WHAT IS NEEDED — What follows is a block of records; restate each one word for word.

DATASET ROWS —
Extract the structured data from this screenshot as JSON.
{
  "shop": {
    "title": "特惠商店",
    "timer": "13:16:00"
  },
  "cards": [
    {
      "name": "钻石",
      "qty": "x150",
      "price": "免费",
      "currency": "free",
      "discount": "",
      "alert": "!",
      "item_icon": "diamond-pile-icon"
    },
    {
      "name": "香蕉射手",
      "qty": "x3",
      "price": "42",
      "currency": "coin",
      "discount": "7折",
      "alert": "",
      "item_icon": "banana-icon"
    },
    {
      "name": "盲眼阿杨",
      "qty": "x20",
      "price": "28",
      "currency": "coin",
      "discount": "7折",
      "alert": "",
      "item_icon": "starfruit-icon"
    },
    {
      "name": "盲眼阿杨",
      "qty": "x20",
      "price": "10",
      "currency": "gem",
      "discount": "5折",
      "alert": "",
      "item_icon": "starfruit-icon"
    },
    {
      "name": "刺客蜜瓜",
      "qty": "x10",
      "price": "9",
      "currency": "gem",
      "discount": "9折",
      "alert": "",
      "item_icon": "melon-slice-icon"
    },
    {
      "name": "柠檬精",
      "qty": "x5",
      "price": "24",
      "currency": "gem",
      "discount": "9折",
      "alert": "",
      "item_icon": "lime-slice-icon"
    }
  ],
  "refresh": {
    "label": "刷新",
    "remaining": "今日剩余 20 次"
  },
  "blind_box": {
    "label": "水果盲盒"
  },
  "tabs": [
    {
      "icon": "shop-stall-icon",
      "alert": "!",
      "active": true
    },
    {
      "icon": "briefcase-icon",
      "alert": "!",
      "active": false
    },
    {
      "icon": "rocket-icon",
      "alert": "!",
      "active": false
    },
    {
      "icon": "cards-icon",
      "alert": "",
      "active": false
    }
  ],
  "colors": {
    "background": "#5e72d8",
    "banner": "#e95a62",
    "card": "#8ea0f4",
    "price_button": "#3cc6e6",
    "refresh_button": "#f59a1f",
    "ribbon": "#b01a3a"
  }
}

COMPLETE ANSWER —
Extract the structured data from this screenshot as JSON.
{
  "shop": {
    "title": "特惠商店",
    "timer": "13:16:00"
  },
  "cards": [
    {
      "name": "钻石",
      "qty": "x150",
      "price": "免费",
      "currency": "free",
      "discount": "",
      "alert": "!",
      "item_icon": "diamond-pile-icon"
    },
    {
      "name": "香蕉射手",
      "qty": "x3",
      "price": "42",
      "currency": "coin",
      "discount": "7折",
      "alert": "",
      "item_icon": "banana-icon"
    },
    {
      "name": "盲眼阿杨",
      "qty": "x20",
      "price": "28",
      "currency": "coin",
      "discount": "7折",
      "alert": "",
      "item_icon": "starfruit-icon"
    },
    {
      "name": "盲眼阿杨",
      "qty": "x20",
      "price": "10",
      "currency": "gem",
      "discount": "5折",
      "alert": "",
      "item_icon": "starfruit-icon"
    },
    {
      "name": "刺客蜜瓜",
      "qty": "x10",
      "price": "9",
      "currency": "gem",
      "discount": "9折",
      "alert": "",
      "item_icon": "melon-slice-icon"
    },
    {
      "name": "柠檬精",
      "qty": "x5",
      "price": "24",
      "currency": "gem",
      "discount": "9折",
      "alert": "",
      "item_icon": "lime-slice-icon"
    }
  ],
  "refresh": {
    "label": "刷新",
    "remaining": "今日剩余 20 次"
  },
  "blind_box": {
    "label": "水果盲盒"
  },
  "tabs": [
    {
      "icon": "shop-stall-icon",
      "alert": "!",
      "active": true
    },
    {
      "icon": "briefcase-icon",
      "alert": "!",
      "active": false
    },
    {
      "icon": "rocket-icon",
      "alert": "!",
      "active": false
    },
    {
      "icon": "cards-icon",
      "alert": "",
      "active": false
    }
  ],
  "colors": {
    "background": "#5e72d8",
    "banner": "#e95a62",
    "card": "#8ea0f4",
    "price_button": "#3cc6e6",
    "refresh_button": "#f59a1f",
    "ribbon": "#b01a3a"
  }
}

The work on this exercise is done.